Reproduce each line bearing the word "title".

■ Data for the task ■
──────

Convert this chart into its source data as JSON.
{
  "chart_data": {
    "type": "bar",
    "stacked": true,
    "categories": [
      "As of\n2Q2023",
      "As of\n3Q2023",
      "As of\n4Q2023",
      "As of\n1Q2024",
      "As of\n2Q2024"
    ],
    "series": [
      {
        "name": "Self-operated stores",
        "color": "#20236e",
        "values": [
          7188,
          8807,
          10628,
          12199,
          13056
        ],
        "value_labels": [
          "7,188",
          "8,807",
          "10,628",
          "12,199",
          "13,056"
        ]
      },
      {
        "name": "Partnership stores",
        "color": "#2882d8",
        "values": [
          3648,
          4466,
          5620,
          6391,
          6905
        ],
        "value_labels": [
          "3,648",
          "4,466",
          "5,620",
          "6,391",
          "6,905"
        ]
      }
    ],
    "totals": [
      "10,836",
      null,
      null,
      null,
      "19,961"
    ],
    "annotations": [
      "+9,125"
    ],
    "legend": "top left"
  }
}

──────

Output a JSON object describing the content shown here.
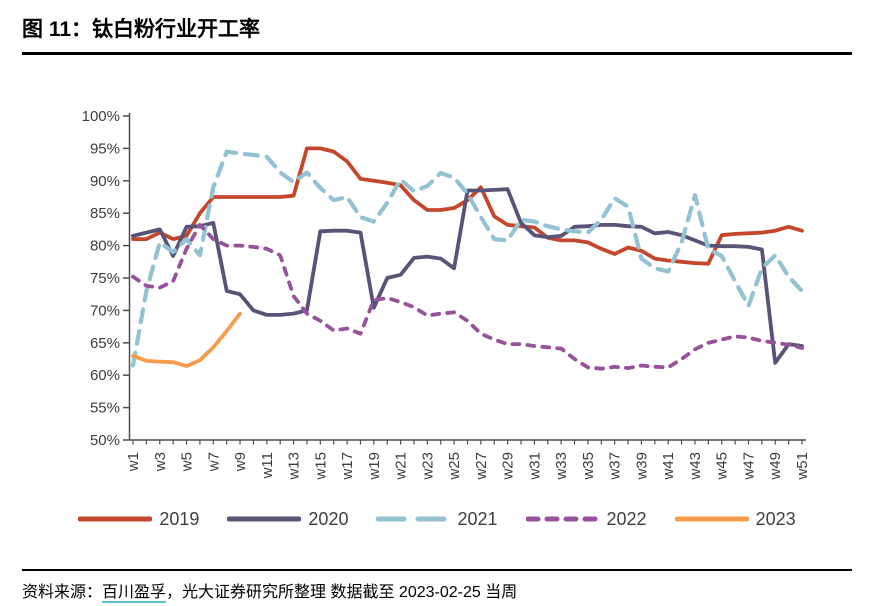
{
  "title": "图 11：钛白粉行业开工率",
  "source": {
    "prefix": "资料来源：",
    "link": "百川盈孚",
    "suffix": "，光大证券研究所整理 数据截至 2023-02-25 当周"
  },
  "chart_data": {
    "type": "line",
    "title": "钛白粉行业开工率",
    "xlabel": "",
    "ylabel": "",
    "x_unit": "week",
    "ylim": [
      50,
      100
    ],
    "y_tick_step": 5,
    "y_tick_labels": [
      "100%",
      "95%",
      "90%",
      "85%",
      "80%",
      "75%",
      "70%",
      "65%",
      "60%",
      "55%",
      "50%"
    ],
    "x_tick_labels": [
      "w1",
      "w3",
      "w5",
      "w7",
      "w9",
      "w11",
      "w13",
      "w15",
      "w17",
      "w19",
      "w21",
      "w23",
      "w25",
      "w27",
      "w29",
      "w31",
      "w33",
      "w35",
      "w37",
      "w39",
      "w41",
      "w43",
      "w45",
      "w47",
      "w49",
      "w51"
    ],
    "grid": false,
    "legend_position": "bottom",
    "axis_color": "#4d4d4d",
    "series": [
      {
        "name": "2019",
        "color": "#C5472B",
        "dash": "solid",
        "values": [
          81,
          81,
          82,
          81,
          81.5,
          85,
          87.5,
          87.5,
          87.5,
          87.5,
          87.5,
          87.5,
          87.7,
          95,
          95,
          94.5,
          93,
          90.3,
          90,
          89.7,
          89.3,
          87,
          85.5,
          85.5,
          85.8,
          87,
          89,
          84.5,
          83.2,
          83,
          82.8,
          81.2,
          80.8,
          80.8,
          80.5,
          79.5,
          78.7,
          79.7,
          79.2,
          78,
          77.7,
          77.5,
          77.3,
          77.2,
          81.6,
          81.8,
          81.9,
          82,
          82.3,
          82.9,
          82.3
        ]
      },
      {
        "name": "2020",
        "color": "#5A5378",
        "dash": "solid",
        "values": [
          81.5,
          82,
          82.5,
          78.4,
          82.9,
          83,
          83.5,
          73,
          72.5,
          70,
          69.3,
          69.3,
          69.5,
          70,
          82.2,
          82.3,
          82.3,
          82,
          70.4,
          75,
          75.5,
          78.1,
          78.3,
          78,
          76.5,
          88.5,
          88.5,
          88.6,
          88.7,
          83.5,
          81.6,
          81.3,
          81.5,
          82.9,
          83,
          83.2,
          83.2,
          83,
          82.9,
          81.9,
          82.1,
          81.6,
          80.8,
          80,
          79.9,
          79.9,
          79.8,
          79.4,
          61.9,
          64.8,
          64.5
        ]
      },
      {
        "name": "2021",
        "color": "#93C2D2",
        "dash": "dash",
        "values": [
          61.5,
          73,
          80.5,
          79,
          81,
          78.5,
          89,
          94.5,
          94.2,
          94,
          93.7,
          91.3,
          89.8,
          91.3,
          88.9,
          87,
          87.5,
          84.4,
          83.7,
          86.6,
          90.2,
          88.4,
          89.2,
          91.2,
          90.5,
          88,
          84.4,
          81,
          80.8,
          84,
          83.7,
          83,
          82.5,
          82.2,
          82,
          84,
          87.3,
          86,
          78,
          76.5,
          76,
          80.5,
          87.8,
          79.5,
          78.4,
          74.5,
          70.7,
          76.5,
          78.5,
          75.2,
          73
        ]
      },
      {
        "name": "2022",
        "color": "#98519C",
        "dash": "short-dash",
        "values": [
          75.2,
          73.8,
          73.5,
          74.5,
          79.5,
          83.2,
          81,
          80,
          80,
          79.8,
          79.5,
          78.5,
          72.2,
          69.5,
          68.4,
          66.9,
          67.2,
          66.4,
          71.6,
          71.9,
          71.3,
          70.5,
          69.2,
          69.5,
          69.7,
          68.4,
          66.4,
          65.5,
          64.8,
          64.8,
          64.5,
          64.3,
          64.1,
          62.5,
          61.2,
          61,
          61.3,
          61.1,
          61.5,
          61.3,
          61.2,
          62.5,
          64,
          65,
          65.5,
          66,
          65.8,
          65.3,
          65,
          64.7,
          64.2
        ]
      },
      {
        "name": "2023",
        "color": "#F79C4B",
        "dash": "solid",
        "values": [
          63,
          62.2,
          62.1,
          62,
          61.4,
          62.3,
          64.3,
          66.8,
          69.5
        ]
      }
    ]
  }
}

──────

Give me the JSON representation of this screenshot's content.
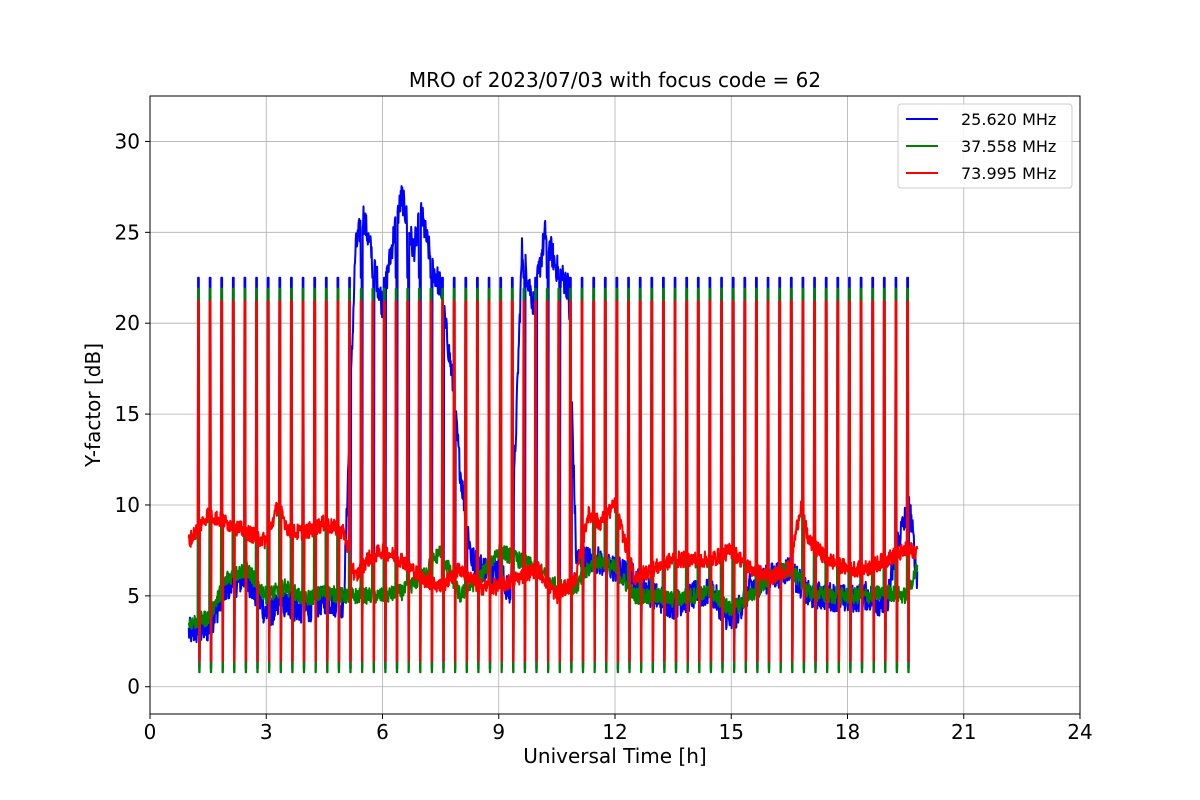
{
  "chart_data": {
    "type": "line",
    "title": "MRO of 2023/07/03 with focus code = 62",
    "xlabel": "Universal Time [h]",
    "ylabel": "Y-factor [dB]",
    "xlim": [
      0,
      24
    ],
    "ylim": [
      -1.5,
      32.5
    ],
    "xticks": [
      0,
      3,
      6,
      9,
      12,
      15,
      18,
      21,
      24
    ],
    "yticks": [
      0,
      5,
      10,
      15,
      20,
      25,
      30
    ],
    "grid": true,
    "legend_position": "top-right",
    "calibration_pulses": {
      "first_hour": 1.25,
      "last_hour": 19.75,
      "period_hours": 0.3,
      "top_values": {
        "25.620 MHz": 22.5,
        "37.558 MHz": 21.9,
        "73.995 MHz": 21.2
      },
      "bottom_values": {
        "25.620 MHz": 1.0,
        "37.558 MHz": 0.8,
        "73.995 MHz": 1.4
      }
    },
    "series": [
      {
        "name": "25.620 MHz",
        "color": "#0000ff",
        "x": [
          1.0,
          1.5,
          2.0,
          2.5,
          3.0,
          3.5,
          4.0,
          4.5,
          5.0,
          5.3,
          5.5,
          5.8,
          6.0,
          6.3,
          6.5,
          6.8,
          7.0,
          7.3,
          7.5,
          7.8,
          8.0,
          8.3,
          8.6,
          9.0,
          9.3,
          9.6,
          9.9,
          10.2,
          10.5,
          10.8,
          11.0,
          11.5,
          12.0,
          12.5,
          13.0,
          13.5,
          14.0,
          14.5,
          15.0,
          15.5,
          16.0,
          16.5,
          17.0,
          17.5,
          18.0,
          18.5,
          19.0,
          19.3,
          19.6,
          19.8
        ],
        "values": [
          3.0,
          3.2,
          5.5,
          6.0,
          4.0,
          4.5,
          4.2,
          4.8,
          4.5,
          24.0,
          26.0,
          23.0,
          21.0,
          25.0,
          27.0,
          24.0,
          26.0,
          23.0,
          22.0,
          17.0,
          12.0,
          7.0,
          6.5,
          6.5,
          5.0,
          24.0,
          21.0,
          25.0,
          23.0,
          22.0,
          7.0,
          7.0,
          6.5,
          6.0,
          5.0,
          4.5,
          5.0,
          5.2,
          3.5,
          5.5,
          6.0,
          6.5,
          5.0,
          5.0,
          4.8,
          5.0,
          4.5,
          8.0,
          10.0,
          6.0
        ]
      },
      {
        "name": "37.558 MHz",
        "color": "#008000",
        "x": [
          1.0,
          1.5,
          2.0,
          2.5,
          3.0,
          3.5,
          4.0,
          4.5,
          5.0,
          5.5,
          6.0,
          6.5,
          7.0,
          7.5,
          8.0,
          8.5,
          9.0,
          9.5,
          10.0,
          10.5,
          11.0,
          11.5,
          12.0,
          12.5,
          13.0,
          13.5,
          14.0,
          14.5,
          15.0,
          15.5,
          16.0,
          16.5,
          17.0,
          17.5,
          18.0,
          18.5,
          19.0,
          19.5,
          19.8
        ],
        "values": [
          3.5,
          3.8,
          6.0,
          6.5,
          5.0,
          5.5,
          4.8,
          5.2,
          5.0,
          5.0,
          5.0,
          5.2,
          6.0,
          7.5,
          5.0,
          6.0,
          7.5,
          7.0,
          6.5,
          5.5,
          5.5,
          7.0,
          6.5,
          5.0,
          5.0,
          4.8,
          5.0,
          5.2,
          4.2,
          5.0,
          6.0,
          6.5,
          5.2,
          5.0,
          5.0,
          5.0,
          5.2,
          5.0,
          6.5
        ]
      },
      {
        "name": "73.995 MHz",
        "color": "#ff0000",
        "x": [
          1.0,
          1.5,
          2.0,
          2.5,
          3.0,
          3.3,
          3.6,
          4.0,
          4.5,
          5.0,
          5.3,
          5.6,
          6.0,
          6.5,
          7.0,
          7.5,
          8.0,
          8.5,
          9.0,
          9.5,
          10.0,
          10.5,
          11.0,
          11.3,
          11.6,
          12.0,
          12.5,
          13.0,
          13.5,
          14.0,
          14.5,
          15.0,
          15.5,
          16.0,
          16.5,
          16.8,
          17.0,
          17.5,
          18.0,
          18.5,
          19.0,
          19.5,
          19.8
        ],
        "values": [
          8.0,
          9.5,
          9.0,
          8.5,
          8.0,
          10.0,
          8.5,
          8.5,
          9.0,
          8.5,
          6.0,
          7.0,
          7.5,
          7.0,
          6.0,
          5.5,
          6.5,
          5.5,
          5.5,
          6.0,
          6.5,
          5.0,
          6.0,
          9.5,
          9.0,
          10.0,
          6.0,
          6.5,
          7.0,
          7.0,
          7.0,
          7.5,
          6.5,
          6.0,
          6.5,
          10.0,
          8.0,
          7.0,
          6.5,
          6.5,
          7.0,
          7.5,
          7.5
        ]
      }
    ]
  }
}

──────

■ Worked answer ■
  "title": "图 11：钛白粉行业开工率",
    "title": "钛白粉行业开工率",
    "title": "MRO of 2023/07/03 with focus code = 62",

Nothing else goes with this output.